▶ **The problem**:
Extract each line of the data and write it out again exactly.
•••••
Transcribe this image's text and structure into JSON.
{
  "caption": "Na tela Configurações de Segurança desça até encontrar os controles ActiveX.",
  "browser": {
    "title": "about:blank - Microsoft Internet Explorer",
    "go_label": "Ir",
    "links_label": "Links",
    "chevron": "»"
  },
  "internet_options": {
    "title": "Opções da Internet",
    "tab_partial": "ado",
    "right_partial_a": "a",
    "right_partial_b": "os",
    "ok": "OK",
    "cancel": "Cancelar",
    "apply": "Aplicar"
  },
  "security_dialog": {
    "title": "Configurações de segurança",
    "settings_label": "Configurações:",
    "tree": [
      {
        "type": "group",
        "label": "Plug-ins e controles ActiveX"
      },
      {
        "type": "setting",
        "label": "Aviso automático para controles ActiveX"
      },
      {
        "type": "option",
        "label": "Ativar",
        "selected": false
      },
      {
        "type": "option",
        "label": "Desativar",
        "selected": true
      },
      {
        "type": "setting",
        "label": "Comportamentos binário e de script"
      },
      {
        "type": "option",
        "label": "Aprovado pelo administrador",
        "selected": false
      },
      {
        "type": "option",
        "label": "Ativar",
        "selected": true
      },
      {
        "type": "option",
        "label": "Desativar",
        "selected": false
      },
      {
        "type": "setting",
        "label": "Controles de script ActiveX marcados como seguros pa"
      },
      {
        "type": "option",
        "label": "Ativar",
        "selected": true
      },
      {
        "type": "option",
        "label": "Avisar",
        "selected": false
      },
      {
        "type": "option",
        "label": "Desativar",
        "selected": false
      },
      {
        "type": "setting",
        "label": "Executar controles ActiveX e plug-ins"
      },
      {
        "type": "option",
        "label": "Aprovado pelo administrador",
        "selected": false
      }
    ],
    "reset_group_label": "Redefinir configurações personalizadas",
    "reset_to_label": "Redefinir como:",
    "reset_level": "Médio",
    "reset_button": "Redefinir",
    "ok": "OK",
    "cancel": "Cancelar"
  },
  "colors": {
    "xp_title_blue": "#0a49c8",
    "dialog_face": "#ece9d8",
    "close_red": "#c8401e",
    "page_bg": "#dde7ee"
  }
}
•••••
▶ **Answer for this exercise**:
Transcribe this image's text and structure into JSON.
{
  "caption": "Na tela Configurações de Segurança desça até encontrar os controles ActiveX.",
  "browser": {
    "title": "about:blank - Microsoft Internet Explorer",
    "go_label": "Ir",
    "links_label": "Links",
    "chevron": "»"
  },
  "internet_options": {
    "title": "Opções da Internet",
    "tab_partial": "ado",
    "right_partial_a": "a",
    "right_partial_b": "os",
    "ok": "OK",
    "cancel": "Cancelar",
    "apply": "Aplicar"
  },
  "security_dialog": {
    "title": "Configurações de segurança",
    "settings_label": "Configurações:",
    "tree": [
      {
        "type": "group",
        "label": "Plug-ins e controles ActiveX"
      },
      {
        "type": "setting",
        "label": "Aviso automático para controles ActiveX"
      },
      {
        "type": "option",
        "label": "Ativar",
        "selected": false
      },
      {
        "type": "option",
        "label": "Desativar",
        "selected": true
      },
      {
        "type": "setting",
        "label": "Comportamentos binário e de script"
      },
      {
        "type": "option",
        "label": "Aprovado pelo administrador",
        "selected": false
      },
      {
        "type": "option",
        "label": "Ativar",
        "selected": true
      },
      {
        "type": "option",
        "label": "Desativar",
        "selected": false
      },
      {
        "type": "setting",
        "label": "Controles de script ActiveX marcados como seguros pa"
      },
      {
        "type": "option",
        "label": "Ativar",
        "selected": true
      },
      {
        "type": "option",
        "label": "Avisar",
        "selected": false
      },
      {
        "type": "option",
        "label": "Desativar",
        "selected": false
      },
      {
        "type": "setting",
        "label": "Executar controles ActiveX e plug-ins"
      },
      {
        "type": "option",
        "label": "Aprovado pelo administrador",
        "selected": false
      }
    ],
    "reset_group_label": "Redefinir configurações personalizadas",
    "reset_to_label": "Redefinir como:",
    "reset_level": "Médio",
    "reset_button": "Redefinir",
    "ok": "OK",
    "cancel": "Cancelar"
  },
  "colors": {
    "xp_title_blue": "#0a49c8",
    "dialog_face": "#ece9d8",
    "close_red": "#c8401e",
    "page_bg": "#dde7ee"
  }
}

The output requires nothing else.